** begin **
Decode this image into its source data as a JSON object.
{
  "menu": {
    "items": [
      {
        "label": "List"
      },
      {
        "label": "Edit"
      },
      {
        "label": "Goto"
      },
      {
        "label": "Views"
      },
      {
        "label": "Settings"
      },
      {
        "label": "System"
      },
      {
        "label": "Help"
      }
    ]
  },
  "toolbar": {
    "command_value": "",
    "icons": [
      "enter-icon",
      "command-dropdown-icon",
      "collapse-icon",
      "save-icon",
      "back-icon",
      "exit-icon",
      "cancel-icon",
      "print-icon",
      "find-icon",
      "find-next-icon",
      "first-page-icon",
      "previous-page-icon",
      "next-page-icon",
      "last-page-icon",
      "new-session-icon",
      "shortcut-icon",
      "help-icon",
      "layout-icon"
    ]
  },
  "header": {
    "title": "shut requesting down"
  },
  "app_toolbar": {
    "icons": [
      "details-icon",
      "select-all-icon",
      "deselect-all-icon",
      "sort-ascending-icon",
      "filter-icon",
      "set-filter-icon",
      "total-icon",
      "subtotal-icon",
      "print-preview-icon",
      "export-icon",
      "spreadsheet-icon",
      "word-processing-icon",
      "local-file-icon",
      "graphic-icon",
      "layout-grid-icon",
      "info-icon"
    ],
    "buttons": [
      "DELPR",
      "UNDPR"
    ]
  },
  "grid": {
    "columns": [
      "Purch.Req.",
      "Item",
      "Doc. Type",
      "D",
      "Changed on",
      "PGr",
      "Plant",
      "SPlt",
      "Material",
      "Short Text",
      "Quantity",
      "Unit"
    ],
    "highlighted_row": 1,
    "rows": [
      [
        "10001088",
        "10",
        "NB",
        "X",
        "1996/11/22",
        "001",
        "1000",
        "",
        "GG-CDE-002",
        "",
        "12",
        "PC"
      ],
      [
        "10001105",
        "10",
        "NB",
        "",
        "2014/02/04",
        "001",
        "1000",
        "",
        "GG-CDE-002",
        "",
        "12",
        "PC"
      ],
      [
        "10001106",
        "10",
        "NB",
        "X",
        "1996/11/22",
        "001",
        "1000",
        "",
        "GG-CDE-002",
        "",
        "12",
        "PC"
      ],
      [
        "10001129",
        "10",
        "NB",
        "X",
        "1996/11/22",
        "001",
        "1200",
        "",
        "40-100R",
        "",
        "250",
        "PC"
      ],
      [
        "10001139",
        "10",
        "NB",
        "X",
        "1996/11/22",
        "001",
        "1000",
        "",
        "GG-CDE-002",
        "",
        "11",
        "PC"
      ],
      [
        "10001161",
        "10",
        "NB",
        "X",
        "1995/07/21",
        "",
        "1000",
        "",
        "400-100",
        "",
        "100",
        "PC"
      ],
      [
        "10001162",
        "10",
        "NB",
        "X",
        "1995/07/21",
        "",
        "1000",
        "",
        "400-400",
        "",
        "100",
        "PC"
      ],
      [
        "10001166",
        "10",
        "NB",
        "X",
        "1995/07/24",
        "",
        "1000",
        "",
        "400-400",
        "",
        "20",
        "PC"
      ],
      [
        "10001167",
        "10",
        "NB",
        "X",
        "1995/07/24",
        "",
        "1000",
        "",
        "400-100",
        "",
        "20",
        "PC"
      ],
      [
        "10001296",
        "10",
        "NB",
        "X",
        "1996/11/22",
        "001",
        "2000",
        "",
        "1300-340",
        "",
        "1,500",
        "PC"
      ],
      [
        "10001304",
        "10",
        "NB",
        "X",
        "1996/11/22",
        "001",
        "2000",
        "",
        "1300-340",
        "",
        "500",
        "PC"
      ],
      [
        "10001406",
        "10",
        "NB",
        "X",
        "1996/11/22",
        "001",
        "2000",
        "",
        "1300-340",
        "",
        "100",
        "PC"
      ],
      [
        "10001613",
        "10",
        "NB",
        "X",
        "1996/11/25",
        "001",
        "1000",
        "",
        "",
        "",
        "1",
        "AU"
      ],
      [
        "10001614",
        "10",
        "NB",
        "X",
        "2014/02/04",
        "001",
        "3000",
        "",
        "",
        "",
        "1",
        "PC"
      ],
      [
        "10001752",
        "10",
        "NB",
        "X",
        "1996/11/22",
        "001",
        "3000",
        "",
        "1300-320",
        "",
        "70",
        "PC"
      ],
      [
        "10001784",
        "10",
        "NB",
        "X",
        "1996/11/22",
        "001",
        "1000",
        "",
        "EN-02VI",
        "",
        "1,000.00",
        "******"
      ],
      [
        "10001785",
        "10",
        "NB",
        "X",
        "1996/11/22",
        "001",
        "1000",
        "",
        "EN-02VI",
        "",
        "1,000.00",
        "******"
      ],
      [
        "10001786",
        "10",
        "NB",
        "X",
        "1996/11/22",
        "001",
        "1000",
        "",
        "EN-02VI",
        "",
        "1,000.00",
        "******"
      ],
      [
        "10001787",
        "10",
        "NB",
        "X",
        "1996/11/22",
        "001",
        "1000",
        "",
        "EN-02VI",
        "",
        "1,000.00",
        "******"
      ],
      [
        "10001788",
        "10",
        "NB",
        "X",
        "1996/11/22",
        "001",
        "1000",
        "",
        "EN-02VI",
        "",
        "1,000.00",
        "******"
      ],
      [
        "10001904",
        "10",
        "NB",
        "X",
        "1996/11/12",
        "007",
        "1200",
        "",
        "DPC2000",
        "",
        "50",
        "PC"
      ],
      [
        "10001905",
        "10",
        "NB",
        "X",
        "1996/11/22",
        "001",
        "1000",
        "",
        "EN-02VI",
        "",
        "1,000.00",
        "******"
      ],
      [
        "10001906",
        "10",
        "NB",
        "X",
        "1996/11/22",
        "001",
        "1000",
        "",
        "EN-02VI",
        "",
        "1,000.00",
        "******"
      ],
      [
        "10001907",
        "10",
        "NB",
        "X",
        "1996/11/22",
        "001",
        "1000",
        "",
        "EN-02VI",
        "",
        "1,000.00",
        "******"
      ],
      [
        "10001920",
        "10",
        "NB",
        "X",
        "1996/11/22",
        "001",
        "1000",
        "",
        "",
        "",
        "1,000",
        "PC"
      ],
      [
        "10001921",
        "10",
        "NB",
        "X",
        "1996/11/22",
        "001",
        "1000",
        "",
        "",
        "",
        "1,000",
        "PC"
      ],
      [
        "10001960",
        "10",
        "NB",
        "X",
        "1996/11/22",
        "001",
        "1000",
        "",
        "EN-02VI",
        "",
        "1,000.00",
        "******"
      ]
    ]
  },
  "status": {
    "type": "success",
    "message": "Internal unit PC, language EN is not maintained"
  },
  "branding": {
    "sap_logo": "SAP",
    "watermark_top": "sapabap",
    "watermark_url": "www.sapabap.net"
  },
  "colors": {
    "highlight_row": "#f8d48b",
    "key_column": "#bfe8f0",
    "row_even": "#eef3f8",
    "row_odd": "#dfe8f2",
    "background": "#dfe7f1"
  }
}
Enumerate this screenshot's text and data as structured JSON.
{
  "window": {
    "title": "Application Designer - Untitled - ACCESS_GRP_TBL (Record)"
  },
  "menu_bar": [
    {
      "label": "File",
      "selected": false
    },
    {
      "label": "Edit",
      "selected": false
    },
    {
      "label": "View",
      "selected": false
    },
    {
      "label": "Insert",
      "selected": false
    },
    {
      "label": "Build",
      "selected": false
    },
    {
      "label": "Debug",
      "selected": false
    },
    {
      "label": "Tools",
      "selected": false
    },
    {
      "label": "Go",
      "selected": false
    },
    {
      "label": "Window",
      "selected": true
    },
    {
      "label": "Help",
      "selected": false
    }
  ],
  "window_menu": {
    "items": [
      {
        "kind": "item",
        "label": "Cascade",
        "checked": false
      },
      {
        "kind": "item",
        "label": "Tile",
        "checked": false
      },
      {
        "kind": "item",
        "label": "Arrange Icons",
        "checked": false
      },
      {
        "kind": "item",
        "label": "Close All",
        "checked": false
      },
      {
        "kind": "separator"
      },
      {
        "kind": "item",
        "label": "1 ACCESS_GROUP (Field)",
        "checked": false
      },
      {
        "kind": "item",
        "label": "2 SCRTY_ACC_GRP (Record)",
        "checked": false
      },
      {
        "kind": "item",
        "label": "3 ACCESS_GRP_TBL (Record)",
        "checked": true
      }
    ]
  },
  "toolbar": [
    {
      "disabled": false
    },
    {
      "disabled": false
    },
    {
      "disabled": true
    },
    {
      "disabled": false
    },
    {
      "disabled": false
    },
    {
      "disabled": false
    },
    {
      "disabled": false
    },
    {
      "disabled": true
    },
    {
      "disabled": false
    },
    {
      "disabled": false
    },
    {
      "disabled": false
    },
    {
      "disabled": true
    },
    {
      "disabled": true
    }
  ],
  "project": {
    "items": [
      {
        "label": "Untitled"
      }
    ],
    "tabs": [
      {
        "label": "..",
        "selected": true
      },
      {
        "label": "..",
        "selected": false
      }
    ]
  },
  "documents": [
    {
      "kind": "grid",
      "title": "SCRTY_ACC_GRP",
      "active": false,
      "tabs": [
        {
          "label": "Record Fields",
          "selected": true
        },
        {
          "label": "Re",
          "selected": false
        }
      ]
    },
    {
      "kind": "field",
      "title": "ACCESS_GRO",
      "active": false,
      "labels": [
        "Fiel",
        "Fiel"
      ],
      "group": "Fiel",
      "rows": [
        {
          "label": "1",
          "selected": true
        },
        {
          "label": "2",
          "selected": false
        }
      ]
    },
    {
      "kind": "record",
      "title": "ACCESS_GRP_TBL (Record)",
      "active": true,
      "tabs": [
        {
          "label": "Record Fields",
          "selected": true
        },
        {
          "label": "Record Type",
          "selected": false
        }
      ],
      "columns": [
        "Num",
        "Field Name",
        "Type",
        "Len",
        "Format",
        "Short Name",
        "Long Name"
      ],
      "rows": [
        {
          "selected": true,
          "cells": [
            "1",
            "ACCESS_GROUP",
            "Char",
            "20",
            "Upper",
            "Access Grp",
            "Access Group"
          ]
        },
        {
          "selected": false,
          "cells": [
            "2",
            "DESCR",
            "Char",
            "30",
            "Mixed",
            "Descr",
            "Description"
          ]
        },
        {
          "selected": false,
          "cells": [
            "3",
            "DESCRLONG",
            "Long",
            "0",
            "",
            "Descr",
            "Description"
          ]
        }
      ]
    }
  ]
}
** end **
** Do this **
Pull out all lines from the entries above that include the word "data".

** Output **
Decode this image into its source data as a JSON object.
Enumerate this screenshot's text and data as structured JSON.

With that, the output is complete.